■ PROBLEM DETAILS:
Go through the material and write it all out exactly, minus the pictures.

Dataset excerpt
►
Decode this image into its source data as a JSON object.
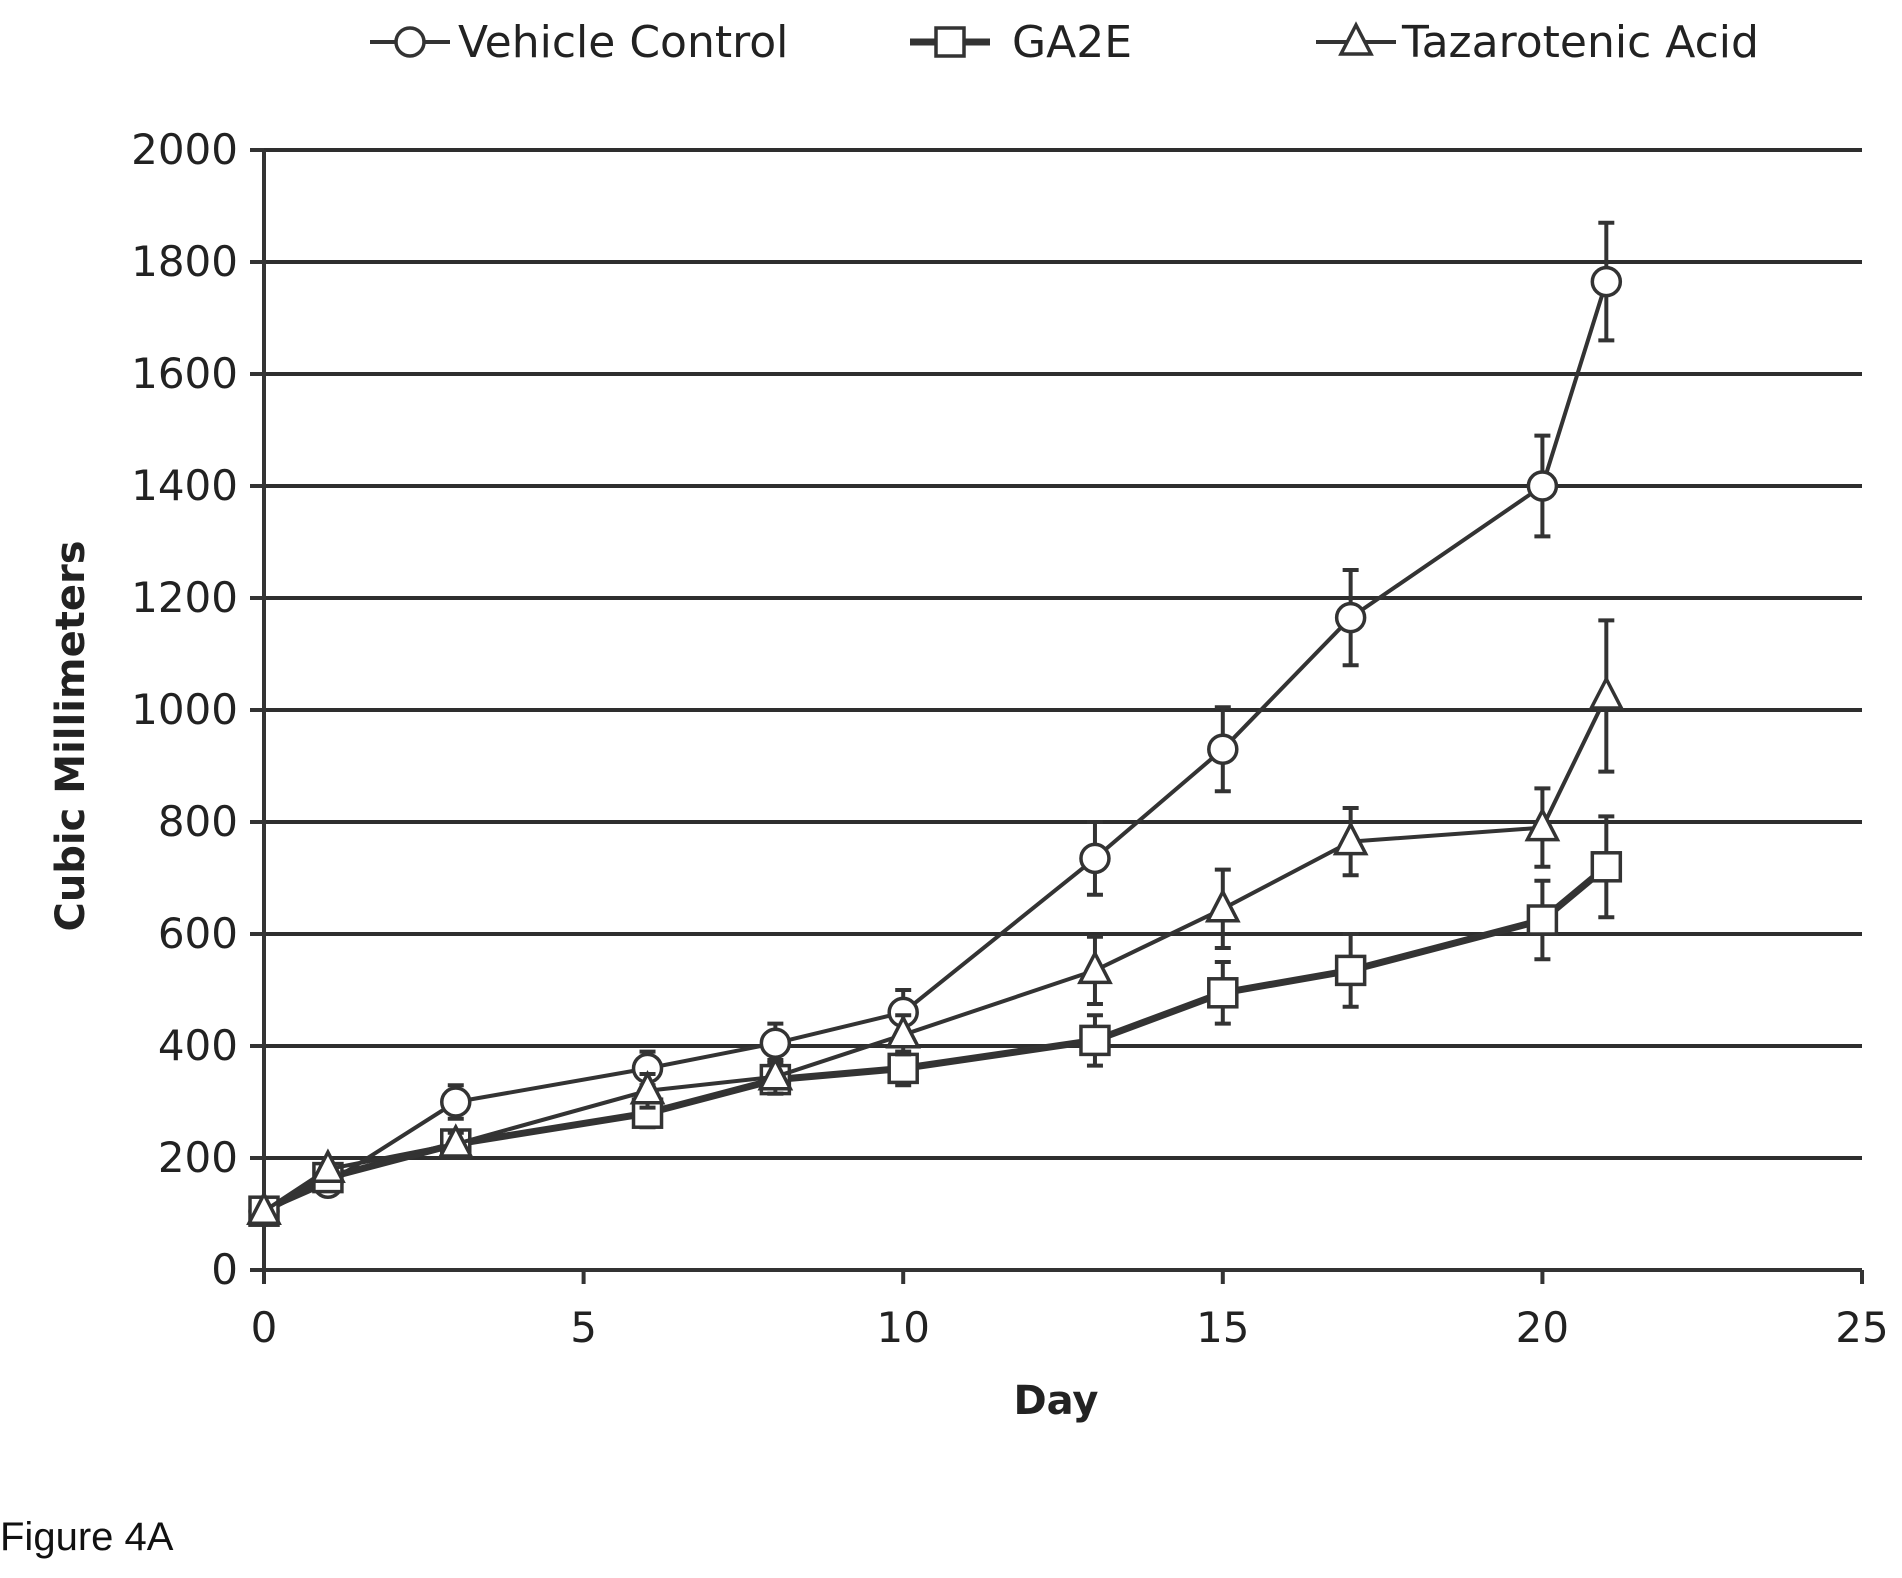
{
  "figure_label": "Figure 4A",
  "chart_data": {
    "type": "line",
    "title": "",
    "xlabel": "Day",
    "ylabel": "Cubic Millimeters",
    "xlim": [
      0,
      25
    ],
    "ylim": [
      0,
      2000
    ],
    "x_ticks": [
      0,
      5,
      10,
      15,
      20,
      25
    ],
    "y_ticks": [
      0,
      200,
      400,
      600,
      800,
      1000,
      1200,
      1400,
      1600,
      1800,
      2000
    ],
    "grid": "horizontal",
    "legend_position": "top",
    "series": [
      {
        "name": "Vehicle Control",
        "marker": "circle",
        "x": [
          0,
          1,
          3,
          6,
          8,
          10,
          13,
          15,
          17,
          20,
          21
        ],
        "y": [
          105,
          155,
          300,
          360,
          405,
          460,
          735,
          930,
          1165,
          1400,
          1765
        ],
        "error": [
          0,
          0,
          30,
          30,
          35,
          40,
          65,
          75,
          85,
          90,
          105
        ]
      },
      {
        "name": "GA2E",
        "marker": "square",
        "x": [
          0,
          1,
          3,
          6,
          8,
          10,
          13,
          15,
          17,
          20,
          21
        ],
        "y": [
          105,
          165,
          225,
          280,
          340,
          360,
          410,
          495,
          535,
          625,
          720
        ],
        "error": [
          0,
          0,
          20,
          25,
          25,
          30,
          45,
          55,
          65,
          70,
          90
        ]
      },
      {
        "name": "Tazarotenic Acid",
        "marker": "triangle",
        "x": [
          0,
          1,
          3,
          6,
          8,
          10,
          13,
          15,
          17,
          20,
          21
        ],
        "y": [
          105,
          180,
          225,
          320,
          345,
          420,
          535,
          645,
          765,
          790,
          1025
        ],
        "error": [
          0,
          0,
          20,
          30,
          30,
          35,
          60,
          70,
          60,
          70,
          135
        ]
      }
    ]
  }
}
◄
■ EXPECTED ANSWER:
Decode this image into its source data as a JSON object.
{
  "figure_label": "Figure 4A",
  "chart_data": {
    "type": "line",
    "title": "",
    "xlabel": "Day",
    "ylabel": "Cubic Millimeters",
    "xlim": [
      0,
      25
    ],
    "ylim": [
      0,
      2000
    ],
    "x_ticks": [
      0,
      5,
      10,
      15,
      20,
      25
    ],
    "y_ticks": [
      0,
      200,
      400,
      600,
      800,
      1000,
      1200,
      1400,
      1600,
      1800,
      2000
    ],
    "grid": "horizontal",
    "legend_position": "top",
    "series": [
      {
        "name": "Vehicle Control",
        "marker": "circle",
        "x": [
          0,
          1,
          3,
          6,
          8,
          10,
          13,
          15,
          17,
          20,
          21
        ],
        "y": [
          105,
          155,
          300,
          360,
          405,
          460,
          735,
          930,
          1165,
          1400,
          1765
        ],
        "error": [
          0,
          0,
          30,
          30,
          35,
          40,
          65,
          75,
          85,
          90,
          105
        ]
      },
      {
        "name": "GA2E",
        "marker": "square",
        "x": [
          0,
          1,
          3,
          6,
          8,
          10,
          13,
          15,
          17,
          20,
          21
        ],
        "y": [
          105,
          165,
          225,
          280,
          340,
          360,
          410,
          495,
          535,
          625,
          720
        ],
        "error": [
          0,
          0,
          20,
          25,
          25,
          30,
          45,
          55,
          65,
          70,
          90
        ]
      },
      {
        "name": "Tazarotenic Acid",
        "marker": "triangle",
        "x": [
          0,
          1,
          3,
          6,
          8,
          10,
          13,
          15,
          17,
          20,
          21
        ],
        "y": [
          105,
          180,
          225,
          320,
          345,
          420,
          535,
          645,
          765,
          790,
          1025
        ],
        "error": [
          0,
          0,
          20,
          30,
          30,
          35,
          60,
          70,
          60,
          70,
          135
        ]
      }
    ]
  }
}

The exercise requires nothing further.